=== REQUEST ===
Work out how many lines of the records contain "salt". Answer with the number and nothing else.

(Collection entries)
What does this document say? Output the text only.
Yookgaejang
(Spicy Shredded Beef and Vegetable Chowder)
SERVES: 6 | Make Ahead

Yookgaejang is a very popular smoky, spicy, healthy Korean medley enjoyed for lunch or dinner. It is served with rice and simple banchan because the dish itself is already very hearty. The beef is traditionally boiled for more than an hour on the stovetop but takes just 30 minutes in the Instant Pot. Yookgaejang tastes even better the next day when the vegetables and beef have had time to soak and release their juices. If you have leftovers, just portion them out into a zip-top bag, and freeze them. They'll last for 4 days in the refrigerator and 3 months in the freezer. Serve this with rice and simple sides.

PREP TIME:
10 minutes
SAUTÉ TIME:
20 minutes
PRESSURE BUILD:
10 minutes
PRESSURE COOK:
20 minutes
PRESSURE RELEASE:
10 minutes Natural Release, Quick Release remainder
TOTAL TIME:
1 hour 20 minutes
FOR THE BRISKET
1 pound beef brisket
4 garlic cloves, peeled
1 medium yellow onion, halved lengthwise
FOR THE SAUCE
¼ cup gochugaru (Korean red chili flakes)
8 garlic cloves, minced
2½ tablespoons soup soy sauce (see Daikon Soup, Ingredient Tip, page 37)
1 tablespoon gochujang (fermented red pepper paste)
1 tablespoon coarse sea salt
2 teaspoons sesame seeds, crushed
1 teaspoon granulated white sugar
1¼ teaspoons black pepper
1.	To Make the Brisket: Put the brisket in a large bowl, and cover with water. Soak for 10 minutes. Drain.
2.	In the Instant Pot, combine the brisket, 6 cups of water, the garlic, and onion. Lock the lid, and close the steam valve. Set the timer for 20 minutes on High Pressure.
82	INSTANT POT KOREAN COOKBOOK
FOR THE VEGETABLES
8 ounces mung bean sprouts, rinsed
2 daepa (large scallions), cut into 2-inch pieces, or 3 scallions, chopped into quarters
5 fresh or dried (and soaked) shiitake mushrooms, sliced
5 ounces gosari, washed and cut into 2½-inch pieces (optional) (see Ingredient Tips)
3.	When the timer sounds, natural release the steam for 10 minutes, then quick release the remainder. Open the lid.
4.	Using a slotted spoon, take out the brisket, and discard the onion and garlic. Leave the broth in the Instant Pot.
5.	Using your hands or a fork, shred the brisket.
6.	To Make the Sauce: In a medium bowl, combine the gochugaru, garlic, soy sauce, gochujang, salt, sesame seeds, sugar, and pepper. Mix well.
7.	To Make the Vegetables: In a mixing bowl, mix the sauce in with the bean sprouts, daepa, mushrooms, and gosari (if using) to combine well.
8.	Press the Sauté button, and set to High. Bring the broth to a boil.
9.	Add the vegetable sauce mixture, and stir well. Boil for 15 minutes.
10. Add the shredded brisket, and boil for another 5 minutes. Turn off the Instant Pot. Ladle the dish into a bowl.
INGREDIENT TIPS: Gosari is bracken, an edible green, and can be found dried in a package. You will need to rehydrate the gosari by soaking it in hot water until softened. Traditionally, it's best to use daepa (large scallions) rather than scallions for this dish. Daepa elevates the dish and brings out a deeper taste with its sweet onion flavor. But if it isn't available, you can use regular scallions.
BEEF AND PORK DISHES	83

=== FINISHED TASK ===
2